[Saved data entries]
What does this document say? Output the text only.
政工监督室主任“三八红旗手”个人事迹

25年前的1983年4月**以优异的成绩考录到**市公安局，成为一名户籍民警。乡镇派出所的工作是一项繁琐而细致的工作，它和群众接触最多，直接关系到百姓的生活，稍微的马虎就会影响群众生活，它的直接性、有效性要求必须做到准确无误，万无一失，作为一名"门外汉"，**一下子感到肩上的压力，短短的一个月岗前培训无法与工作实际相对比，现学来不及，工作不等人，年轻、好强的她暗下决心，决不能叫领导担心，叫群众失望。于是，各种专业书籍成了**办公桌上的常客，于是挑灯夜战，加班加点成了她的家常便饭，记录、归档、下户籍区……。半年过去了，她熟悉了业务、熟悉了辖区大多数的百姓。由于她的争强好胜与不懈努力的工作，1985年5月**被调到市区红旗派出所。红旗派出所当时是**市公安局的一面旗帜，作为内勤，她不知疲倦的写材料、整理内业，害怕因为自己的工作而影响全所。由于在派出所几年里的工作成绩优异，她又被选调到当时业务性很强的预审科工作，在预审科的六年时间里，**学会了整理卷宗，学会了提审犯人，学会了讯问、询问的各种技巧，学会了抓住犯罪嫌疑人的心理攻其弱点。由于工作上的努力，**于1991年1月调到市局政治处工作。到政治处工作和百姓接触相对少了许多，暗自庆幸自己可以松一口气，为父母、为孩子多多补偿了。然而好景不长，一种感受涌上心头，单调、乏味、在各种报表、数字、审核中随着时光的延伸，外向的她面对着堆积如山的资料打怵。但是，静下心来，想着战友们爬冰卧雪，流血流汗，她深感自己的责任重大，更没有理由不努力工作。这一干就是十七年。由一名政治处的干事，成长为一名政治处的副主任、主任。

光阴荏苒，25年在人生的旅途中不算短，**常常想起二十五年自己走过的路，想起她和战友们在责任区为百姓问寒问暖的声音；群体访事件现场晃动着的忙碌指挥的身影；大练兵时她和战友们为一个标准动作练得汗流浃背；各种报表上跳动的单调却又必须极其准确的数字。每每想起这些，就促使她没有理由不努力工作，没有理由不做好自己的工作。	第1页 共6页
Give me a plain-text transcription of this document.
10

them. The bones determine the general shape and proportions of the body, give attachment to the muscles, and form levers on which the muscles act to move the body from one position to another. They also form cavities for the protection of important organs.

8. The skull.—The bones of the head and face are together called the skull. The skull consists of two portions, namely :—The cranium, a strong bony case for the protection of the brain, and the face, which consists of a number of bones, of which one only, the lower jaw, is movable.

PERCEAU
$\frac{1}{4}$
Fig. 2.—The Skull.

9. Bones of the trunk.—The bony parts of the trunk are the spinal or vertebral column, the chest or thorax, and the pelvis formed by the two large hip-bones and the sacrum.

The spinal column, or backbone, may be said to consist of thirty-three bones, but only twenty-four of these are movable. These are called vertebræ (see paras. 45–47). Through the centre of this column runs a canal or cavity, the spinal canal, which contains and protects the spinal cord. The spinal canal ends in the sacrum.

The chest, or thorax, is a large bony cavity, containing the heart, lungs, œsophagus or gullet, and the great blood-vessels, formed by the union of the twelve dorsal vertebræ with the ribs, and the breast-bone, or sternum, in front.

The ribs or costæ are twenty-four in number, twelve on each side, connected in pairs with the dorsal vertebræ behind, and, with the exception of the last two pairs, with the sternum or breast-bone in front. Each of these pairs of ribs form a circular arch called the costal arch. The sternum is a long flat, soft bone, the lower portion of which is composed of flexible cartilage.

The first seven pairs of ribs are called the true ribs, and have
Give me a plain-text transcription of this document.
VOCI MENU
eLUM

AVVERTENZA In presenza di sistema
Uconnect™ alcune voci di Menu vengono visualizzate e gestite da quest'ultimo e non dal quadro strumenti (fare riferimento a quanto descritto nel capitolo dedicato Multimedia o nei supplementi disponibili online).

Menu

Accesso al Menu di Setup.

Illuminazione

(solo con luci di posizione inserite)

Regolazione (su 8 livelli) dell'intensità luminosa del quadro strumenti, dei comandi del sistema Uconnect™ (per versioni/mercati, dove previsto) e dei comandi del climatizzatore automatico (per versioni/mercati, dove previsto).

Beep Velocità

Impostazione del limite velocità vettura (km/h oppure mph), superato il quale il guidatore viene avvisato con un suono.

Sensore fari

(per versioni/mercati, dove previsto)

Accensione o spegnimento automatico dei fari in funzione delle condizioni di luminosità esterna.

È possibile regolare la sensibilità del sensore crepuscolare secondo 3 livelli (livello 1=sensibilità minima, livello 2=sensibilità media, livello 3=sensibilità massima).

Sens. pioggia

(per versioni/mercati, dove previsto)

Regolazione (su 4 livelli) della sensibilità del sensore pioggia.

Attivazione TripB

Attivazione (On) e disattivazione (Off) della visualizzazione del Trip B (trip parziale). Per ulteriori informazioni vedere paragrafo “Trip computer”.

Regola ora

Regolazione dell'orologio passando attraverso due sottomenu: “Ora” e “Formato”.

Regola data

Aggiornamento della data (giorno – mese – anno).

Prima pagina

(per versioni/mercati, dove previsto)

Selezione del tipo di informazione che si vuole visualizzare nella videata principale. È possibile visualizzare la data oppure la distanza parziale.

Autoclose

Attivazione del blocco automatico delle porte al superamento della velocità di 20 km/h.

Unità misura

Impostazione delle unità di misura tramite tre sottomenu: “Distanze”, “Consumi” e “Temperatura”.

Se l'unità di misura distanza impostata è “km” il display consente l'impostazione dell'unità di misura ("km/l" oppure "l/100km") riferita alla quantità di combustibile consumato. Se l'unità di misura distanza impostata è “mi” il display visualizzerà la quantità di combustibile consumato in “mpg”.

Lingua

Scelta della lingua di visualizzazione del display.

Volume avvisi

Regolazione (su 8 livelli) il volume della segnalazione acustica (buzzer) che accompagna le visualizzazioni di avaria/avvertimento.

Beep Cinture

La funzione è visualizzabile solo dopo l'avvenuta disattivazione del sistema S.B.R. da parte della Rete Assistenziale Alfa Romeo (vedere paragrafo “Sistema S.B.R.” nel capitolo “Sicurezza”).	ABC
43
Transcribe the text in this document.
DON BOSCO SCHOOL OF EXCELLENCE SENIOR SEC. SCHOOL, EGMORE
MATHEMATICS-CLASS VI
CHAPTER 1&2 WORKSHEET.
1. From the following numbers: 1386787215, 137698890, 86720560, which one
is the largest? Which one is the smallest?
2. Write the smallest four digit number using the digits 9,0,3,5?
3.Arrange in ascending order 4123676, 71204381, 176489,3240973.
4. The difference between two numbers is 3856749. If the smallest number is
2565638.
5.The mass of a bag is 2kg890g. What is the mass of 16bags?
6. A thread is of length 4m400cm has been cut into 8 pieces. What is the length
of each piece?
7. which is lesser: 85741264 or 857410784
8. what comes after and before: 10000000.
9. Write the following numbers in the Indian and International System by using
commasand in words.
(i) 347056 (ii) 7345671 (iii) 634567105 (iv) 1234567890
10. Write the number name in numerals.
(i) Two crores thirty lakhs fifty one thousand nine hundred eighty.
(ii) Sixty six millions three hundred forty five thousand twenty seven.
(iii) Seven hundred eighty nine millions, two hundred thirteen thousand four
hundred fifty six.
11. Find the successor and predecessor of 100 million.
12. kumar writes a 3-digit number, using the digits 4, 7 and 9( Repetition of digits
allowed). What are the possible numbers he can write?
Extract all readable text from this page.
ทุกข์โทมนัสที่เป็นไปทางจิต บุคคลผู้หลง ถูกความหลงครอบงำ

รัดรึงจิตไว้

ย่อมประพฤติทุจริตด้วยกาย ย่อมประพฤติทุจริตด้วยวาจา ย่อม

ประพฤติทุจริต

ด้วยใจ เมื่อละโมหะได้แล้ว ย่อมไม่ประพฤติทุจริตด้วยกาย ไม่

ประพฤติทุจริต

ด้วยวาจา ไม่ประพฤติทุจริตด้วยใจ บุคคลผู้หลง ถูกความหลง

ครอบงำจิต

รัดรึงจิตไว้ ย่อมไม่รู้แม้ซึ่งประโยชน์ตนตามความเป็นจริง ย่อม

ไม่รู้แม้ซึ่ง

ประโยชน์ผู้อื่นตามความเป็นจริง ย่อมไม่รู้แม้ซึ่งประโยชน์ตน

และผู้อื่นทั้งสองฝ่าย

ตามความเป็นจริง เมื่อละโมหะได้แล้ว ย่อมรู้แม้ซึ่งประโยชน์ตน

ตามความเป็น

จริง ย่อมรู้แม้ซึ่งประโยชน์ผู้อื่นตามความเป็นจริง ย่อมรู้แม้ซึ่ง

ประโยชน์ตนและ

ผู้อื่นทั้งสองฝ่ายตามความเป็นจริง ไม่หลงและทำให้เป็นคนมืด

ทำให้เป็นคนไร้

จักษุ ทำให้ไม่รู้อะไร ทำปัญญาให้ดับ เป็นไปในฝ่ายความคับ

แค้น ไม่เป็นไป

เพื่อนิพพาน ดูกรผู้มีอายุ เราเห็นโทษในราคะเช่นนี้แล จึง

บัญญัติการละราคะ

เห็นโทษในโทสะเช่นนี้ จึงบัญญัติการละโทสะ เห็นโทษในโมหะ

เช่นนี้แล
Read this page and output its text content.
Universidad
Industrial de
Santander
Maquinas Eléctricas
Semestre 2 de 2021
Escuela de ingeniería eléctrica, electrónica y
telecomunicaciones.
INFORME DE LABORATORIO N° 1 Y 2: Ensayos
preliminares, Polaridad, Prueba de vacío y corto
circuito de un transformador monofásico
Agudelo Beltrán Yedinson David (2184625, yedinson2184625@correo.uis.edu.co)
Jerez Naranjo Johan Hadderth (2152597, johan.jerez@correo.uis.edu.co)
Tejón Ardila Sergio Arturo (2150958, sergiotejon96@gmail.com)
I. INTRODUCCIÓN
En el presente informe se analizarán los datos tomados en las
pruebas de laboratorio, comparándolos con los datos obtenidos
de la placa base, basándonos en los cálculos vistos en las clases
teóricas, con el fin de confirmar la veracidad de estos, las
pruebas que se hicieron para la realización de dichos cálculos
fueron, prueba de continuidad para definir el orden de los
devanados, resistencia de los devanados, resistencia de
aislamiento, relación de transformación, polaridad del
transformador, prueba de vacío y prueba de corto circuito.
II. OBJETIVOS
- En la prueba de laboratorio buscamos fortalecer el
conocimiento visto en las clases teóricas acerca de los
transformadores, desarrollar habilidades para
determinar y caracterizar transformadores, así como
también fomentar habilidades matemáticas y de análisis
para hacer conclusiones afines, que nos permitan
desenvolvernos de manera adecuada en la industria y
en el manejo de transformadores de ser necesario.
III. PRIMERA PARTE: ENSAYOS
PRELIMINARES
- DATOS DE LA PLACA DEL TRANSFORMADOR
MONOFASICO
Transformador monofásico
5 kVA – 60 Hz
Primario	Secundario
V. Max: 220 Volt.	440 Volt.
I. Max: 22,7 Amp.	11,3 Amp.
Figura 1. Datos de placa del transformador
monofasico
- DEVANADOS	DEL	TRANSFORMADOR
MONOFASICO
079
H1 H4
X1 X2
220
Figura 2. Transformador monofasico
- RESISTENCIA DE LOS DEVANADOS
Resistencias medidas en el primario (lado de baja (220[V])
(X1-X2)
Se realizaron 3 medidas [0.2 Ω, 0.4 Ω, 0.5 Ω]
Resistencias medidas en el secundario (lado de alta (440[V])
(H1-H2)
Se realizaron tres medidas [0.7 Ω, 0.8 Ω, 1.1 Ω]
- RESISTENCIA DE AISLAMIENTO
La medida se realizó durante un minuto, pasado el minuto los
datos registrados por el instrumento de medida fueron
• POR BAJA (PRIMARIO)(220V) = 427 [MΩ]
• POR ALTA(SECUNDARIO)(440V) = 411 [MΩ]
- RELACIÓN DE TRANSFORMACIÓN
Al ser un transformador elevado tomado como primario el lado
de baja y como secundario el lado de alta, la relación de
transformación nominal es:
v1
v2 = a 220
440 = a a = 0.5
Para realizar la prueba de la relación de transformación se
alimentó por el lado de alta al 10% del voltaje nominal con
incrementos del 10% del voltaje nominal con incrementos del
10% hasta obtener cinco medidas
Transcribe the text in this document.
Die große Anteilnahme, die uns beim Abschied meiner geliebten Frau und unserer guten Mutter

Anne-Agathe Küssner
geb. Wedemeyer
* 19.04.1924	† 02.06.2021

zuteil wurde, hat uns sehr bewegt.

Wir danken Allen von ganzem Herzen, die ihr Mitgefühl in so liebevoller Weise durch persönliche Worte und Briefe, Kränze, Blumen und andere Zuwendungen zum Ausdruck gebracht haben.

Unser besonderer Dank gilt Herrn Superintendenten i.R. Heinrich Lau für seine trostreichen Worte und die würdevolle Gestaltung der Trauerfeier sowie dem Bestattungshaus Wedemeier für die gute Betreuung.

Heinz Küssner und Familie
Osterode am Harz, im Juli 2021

▶ [Short problem]:
Determine how many lines above contain "cálculos" as a word or string. Give the number alone.

▶ [Task output]:
2